WRITTEN INSTRUCTION: State how many lines of the entries below hold the word "FastGPT"; reply with nothing but the number.

RECORDED INFORMATION:
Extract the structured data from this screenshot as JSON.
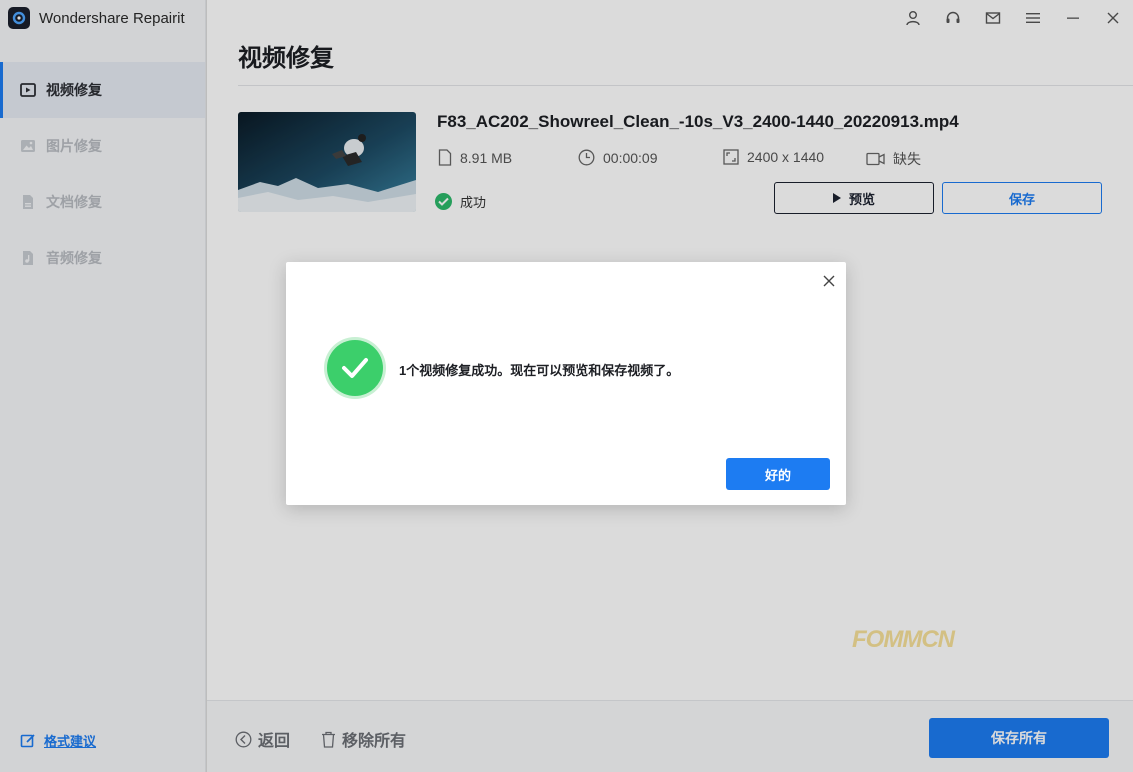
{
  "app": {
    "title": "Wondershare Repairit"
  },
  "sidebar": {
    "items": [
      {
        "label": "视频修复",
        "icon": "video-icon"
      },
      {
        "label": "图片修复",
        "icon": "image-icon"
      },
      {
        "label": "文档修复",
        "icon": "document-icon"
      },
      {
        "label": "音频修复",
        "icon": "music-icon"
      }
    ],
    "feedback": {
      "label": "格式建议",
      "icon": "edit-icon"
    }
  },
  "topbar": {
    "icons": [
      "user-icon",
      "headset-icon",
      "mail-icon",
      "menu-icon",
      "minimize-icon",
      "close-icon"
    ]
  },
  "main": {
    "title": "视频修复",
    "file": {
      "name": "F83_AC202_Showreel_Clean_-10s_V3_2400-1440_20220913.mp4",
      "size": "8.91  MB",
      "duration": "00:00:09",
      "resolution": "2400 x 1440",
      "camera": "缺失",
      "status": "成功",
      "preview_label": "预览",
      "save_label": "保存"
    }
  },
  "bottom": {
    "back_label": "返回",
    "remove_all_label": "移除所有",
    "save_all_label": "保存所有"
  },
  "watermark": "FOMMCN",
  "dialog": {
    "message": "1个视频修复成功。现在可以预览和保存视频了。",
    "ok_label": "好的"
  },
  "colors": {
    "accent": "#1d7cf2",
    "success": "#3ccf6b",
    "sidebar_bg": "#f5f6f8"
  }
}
---
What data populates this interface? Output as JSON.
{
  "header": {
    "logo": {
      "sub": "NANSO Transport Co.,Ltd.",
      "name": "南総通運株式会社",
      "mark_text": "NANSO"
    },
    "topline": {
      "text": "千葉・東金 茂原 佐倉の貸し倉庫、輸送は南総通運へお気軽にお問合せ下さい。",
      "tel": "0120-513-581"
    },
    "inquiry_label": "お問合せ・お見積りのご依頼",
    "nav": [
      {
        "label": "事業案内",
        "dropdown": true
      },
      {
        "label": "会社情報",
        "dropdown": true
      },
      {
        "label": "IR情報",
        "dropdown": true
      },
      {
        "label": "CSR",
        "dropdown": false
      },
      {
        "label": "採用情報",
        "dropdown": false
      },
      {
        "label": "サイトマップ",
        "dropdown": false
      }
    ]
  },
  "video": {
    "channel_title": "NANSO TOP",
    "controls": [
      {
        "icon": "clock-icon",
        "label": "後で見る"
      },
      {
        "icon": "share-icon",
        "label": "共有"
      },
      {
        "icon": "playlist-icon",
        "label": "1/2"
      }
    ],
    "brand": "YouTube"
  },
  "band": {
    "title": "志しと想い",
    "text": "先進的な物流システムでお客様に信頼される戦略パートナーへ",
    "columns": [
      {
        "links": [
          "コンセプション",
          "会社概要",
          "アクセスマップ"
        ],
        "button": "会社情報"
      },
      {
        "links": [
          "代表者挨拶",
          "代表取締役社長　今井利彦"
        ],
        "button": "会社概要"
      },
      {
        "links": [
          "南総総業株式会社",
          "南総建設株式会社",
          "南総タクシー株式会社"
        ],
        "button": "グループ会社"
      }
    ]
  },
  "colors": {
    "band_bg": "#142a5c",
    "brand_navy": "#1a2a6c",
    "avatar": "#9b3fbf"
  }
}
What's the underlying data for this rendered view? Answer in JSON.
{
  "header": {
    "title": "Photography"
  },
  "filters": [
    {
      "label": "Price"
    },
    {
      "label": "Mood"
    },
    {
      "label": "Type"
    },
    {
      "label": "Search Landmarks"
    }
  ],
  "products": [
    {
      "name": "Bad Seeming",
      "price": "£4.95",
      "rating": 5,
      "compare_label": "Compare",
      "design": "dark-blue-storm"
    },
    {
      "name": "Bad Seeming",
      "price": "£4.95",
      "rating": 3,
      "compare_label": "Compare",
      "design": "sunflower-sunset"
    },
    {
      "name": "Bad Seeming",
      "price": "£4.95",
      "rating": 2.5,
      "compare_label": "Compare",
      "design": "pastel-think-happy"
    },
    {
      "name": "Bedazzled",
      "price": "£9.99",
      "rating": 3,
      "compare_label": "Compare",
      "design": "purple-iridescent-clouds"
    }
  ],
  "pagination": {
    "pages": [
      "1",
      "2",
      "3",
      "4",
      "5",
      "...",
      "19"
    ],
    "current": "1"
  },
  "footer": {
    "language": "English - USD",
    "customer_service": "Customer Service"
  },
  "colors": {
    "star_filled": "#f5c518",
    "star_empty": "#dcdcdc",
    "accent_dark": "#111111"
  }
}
==
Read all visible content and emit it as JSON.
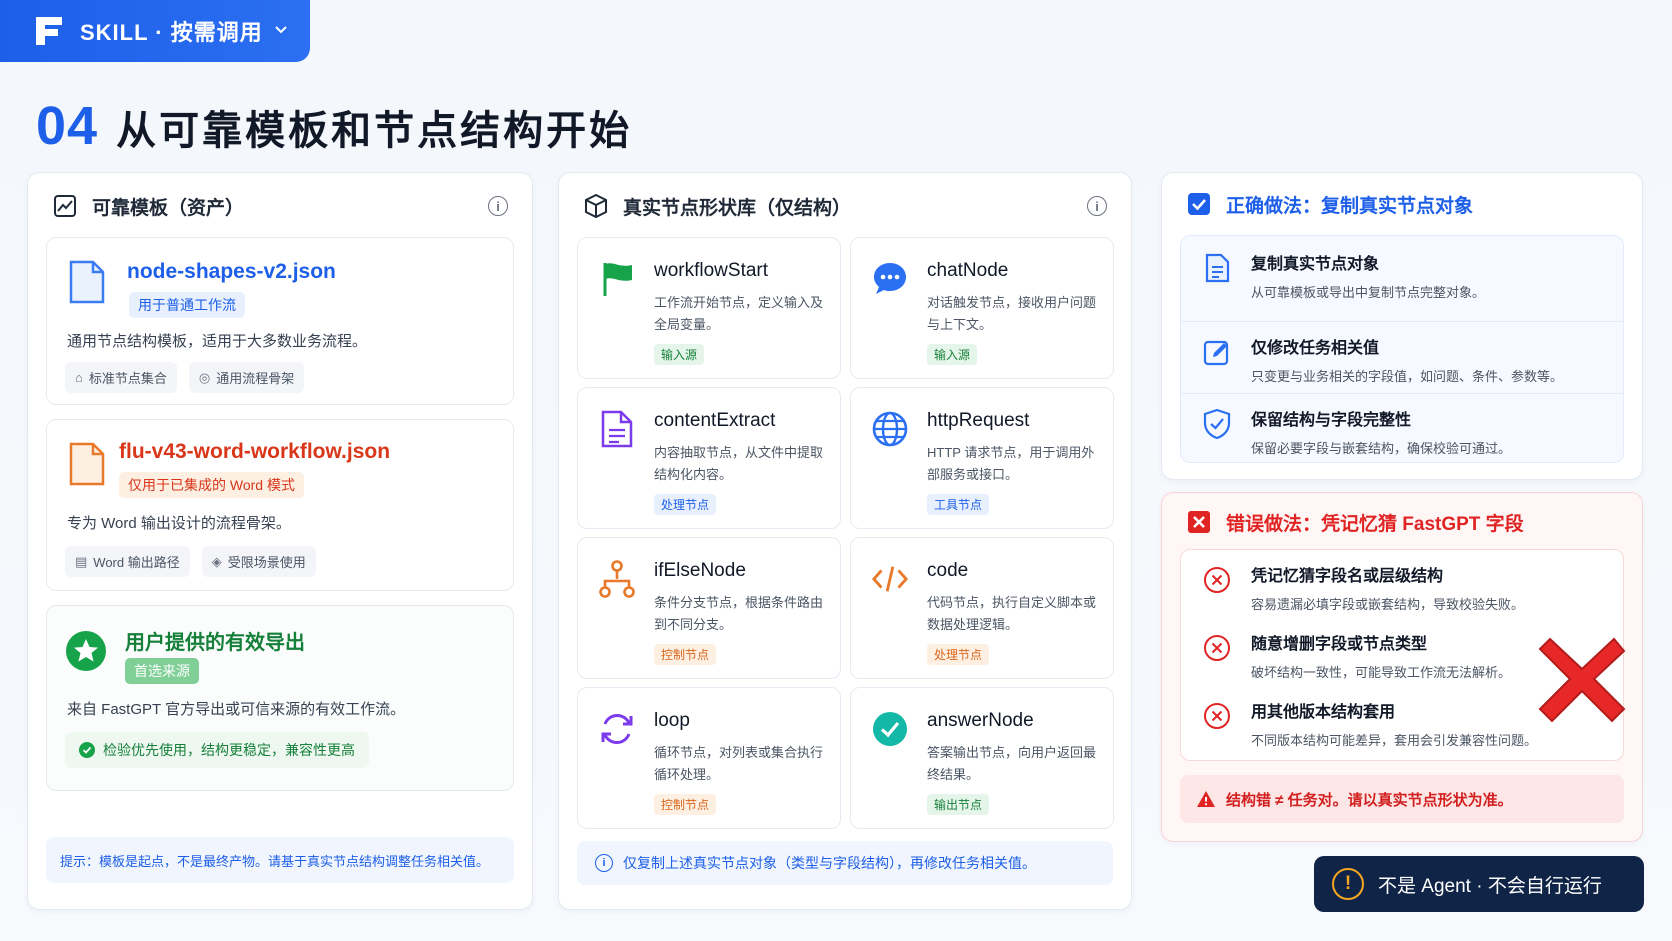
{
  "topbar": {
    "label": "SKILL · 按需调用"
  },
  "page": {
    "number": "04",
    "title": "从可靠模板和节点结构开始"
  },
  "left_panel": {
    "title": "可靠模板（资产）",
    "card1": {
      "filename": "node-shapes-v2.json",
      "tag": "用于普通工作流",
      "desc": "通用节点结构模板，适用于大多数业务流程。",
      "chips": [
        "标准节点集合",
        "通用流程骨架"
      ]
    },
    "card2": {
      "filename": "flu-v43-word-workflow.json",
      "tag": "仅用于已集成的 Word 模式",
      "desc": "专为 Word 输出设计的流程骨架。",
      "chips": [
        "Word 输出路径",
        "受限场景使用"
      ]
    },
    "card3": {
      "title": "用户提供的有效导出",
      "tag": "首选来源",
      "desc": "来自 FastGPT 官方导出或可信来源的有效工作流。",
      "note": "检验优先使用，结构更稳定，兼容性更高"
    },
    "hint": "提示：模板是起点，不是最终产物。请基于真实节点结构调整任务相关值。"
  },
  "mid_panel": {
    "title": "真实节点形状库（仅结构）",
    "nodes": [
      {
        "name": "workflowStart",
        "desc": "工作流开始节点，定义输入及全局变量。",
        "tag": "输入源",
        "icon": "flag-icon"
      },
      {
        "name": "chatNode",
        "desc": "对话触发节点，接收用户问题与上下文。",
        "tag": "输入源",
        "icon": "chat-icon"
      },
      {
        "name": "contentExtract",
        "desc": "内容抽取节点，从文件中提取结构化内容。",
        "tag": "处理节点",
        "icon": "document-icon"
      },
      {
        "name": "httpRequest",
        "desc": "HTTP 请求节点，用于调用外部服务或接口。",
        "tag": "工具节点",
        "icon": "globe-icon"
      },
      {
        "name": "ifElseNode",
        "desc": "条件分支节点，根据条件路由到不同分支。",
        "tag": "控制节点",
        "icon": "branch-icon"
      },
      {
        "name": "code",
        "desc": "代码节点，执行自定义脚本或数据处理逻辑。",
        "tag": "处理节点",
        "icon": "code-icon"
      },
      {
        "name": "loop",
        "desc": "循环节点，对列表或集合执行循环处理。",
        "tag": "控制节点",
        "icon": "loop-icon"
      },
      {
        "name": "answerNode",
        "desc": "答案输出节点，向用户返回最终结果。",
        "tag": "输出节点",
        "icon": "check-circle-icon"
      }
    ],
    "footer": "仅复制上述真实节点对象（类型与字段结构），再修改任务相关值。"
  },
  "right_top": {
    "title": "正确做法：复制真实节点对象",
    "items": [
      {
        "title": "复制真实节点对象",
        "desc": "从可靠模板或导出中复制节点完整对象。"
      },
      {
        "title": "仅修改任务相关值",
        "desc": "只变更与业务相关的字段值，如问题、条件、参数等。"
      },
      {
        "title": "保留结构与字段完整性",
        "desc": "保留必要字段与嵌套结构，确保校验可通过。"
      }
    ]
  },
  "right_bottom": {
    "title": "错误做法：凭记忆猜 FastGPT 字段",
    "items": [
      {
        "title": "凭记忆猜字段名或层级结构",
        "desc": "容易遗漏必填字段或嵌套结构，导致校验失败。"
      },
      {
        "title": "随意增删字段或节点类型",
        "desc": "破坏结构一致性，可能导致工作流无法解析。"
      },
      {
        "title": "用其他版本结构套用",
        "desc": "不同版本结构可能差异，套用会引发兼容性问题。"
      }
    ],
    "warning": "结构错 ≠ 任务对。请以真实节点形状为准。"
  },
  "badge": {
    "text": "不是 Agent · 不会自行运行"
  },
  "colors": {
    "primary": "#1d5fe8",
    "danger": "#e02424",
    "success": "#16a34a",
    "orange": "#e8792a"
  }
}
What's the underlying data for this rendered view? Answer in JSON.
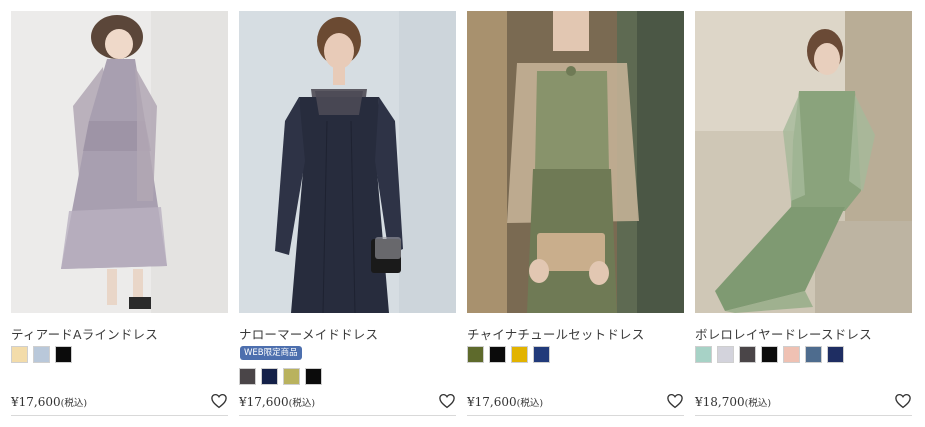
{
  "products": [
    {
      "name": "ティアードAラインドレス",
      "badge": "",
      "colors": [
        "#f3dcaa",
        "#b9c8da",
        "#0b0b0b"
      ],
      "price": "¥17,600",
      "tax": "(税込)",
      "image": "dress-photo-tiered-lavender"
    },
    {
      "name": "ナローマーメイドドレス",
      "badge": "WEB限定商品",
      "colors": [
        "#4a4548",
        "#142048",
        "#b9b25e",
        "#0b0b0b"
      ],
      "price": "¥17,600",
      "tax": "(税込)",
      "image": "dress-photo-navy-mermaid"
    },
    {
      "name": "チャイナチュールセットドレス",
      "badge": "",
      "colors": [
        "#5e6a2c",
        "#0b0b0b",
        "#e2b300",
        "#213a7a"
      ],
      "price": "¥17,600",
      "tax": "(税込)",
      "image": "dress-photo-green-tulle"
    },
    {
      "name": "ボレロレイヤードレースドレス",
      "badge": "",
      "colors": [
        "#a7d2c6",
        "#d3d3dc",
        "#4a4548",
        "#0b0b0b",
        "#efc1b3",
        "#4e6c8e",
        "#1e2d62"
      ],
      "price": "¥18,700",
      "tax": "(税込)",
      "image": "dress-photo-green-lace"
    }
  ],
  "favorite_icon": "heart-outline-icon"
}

FINAL ANSWER: 2